** Begin **
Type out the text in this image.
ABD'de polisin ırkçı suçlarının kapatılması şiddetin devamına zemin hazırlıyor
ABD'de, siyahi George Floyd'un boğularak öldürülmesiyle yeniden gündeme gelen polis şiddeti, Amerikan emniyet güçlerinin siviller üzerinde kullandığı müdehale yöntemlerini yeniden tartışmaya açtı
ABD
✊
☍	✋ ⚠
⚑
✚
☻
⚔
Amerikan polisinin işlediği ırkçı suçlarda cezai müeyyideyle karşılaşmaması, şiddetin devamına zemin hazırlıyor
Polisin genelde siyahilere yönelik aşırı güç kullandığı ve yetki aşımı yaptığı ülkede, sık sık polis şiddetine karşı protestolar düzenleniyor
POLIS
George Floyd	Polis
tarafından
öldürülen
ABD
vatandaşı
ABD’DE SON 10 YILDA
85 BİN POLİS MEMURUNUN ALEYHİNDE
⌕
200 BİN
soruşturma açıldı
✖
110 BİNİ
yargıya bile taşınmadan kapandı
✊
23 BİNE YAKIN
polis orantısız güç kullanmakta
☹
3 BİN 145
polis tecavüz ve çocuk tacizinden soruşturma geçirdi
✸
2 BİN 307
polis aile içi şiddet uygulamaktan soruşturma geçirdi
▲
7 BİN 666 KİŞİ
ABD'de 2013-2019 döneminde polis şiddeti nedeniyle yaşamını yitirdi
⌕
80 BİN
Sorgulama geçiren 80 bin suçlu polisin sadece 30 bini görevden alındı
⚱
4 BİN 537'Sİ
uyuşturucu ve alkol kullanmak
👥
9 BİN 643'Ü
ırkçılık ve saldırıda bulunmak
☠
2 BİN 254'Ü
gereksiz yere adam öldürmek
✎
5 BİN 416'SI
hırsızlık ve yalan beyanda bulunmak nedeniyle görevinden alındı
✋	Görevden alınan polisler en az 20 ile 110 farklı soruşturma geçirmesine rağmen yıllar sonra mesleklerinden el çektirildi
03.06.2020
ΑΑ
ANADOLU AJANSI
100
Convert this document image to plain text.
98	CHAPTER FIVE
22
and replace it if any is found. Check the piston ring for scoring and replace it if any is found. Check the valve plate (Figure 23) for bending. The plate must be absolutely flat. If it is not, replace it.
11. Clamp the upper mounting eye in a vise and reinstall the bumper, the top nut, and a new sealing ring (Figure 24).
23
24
** End **
Using the data above, return each line exactly as written.

**OUTPUT FOR THIS EXERCISE**.
Type out the text in this image.
ABD'de polisin ırkçı suçlarının kapatılması şiddetin devamına zemin hazırlıyor
ABD'de, siyahi George Floyd'un boğularak öldürülmesiyle yeniden gündeme gelen polis şiddeti, Amerikan emniyet güçlerinin siviller üzerinde kullandığı müdehale yöntemlerini yeniden tartışmaya açtı
ABD
✊
☍	✋ ⚠
⚑
✚
☻
⚔
Amerikan polisinin işlediği ırkçı suçlarda cezai müeyyideyle karşılaşmaması, şiddetin devamına zemin hazırlıyor
Polisin genelde siyahilere yönelik aşırı güç kullandığı ve yetki aşımı yaptığı ülkede, sık sık polis şiddetine karşı protestolar düzenleniyor
POLIS
George Floyd	Polis
tarafından
öldürülen
ABD
vatandaşı
ABD’DE SON 10 YILDA
85 BİN POLİS MEMURUNUN ALEYHİNDE
⌕
200 BİN
soruşturma açıldı
✖
110 BİNİ
yargıya bile taşınmadan kapandı
✊
23 BİNE YAKIN
polis orantısız güç kullanmakta
☹
3 BİN 145
polis tecavüz ve çocuk tacizinden soruşturma geçirdi
✸
2 BİN 307
polis aile içi şiddet uygulamaktan soruşturma geçirdi
▲
7 BİN 666 KİŞİ
ABD'de 2013-2019 döneminde polis şiddeti nedeniyle yaşamını yitirdi
⌕
80 BİN
Sorgulama geçiren 80 bin suçlu polisin sadece 30 bini görevden alındı
⚱
4 BİN 537'Sİ
uyuşturucu ve alkol kullanmak
👥
9 BİN 643'Ü
ırkçılık ve saldırıda bulunmak
☠
2 BİN 254'Ü
gereksiz yere adam öldürmek
✎
5 BİN 416'SI
hırsızlık ve yalan beyanda bulunmak nedeniyle görevinden alındı
✋	Görevden alınan polisler en az 20 ile 110 farklı soruşturma geçirmesine rağmen yıllar sonra mesleklerinden el çektirildi
03.06.2020
ΑΑ
ANADOLU AJANSI
100
Convert this document image to plain text.
98	CHAPTER FIVE
22
and replace it if any is found. Check the piston ring for scoring and replace it if any is found. Check the valve plate (Figure 23) for bending. The plate must be absolutely flat. If it is not, replace it.
11. Clamp the upper mounting eye in a vise and reinstall the bumper, the top nut, and a new sealing ring (Figure 24).
23
24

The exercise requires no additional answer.